Pull out every line below containing the word "Альбедо".

— START Information supplied —

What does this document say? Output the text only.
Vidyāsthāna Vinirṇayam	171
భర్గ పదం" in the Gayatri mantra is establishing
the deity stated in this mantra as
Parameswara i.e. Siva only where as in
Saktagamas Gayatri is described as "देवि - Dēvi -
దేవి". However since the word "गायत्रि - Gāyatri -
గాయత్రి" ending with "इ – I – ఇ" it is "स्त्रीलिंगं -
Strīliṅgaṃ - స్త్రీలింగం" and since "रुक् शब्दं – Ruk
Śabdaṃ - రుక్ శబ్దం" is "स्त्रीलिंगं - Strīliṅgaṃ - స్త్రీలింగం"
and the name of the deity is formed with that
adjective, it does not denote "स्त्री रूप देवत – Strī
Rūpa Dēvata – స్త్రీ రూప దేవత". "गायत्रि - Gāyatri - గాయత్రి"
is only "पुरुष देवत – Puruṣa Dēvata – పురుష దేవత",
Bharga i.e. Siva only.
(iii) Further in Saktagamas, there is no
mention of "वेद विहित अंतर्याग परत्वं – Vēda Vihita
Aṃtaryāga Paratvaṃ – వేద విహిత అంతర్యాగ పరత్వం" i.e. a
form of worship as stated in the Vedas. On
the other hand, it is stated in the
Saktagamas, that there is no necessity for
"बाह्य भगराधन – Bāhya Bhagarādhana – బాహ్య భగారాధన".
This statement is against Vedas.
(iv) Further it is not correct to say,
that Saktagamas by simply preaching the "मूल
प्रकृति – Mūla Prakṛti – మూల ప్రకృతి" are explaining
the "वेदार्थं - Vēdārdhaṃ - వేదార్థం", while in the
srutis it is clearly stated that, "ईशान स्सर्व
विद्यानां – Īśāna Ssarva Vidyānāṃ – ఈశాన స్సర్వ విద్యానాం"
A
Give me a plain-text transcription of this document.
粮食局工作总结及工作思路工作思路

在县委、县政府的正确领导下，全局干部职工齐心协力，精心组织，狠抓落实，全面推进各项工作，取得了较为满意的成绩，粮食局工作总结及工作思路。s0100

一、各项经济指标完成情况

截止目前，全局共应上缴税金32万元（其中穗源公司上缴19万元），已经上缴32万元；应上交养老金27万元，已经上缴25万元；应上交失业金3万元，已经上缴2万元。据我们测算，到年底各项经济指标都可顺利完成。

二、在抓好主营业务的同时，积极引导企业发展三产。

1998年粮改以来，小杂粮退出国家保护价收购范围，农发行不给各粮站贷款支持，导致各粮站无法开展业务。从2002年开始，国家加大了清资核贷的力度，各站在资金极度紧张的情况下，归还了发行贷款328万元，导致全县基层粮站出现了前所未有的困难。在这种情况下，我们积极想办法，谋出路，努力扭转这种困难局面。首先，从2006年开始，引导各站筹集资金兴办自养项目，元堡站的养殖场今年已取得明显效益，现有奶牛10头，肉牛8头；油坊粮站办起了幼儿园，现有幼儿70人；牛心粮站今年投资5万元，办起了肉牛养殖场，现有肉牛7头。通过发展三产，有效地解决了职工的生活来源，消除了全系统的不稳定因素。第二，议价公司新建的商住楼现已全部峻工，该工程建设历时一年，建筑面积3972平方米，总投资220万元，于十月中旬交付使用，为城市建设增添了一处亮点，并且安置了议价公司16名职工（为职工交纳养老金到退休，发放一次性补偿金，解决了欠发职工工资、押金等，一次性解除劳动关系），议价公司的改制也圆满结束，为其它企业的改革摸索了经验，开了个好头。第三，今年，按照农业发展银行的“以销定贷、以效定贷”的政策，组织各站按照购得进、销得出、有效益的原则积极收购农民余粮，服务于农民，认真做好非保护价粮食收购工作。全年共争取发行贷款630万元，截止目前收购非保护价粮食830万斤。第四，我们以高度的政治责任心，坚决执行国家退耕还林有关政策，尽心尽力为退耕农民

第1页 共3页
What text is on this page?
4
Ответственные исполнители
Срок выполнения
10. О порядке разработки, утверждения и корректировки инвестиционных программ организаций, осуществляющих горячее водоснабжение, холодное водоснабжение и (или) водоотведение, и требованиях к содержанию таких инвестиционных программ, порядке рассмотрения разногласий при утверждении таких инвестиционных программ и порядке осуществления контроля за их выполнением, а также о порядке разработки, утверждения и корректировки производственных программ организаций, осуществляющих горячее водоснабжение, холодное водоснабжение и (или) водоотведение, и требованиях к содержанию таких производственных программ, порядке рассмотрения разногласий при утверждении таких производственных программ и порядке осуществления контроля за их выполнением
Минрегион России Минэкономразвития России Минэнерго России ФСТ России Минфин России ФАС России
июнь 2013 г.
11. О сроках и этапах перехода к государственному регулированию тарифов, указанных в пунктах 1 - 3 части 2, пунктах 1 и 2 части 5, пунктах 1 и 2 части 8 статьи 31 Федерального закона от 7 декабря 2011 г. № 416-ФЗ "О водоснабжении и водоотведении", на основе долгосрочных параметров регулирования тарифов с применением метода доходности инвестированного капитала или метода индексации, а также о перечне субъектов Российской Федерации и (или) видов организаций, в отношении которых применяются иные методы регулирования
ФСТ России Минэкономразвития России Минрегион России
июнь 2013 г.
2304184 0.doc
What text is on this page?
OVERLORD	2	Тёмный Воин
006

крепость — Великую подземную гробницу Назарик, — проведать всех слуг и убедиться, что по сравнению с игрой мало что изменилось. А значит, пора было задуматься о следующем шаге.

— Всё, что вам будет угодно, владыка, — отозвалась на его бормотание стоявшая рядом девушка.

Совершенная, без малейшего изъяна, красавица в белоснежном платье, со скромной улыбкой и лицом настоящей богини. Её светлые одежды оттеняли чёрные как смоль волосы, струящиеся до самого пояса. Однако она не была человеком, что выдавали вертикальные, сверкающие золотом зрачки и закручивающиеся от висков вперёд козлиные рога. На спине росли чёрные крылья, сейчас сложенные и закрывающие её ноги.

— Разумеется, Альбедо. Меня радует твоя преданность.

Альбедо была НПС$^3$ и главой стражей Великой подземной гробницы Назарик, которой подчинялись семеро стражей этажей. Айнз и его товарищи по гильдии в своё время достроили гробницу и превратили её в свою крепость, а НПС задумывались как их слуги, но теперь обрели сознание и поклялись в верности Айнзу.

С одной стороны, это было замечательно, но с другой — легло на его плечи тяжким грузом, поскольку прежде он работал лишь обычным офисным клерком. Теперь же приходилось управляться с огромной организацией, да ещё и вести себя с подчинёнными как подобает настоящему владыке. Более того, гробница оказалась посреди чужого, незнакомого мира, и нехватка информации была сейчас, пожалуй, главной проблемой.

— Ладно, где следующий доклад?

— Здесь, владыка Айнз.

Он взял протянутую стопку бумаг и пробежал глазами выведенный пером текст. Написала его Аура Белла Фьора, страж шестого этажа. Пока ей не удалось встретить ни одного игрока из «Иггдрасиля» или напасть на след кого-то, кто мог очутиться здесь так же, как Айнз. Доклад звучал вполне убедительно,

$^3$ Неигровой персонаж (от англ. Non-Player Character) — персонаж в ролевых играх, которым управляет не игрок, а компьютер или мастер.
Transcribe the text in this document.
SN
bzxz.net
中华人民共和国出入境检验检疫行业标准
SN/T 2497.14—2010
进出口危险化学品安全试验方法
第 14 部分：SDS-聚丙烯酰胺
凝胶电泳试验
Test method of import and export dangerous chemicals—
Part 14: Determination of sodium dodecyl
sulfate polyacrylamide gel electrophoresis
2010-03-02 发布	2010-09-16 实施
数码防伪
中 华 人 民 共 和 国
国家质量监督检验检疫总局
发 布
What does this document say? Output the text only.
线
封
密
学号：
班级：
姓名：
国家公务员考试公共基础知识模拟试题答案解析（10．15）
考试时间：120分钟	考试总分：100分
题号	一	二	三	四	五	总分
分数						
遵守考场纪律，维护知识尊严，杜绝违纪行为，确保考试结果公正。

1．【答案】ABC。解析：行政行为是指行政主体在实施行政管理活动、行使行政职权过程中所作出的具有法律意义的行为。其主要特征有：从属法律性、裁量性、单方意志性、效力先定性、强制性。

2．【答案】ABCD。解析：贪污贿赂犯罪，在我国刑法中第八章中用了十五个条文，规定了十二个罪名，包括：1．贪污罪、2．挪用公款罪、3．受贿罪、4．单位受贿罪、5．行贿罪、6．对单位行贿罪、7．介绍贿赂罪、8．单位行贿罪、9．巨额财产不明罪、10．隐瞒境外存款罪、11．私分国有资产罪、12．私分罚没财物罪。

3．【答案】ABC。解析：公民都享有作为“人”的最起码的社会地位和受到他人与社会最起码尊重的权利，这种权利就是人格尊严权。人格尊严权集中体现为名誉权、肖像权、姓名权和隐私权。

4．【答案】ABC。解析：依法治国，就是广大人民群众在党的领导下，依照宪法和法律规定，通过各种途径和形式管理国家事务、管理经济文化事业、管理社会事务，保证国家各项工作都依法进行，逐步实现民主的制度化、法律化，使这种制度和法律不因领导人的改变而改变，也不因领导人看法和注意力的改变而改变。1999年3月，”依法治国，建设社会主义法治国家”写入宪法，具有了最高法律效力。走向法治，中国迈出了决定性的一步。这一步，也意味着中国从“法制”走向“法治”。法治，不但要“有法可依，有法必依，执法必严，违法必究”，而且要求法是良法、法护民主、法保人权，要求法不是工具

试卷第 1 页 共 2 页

— END Information supplied —

## Result for this task:
— Разумеется, Альбедо. Меня радует твоя преданность.
Альбедо была НПС$^3$ и главой стражей Великой подземной гробницы Назарик, которой подчинялись семеро стражей этажей. Айнз и его товарищи по гильдии в своё время достроили гробницу и превратили её в свою крепость, а НПС задумывались как их слуги, но теперь обрели сознание и поклялись в верности Айнзу.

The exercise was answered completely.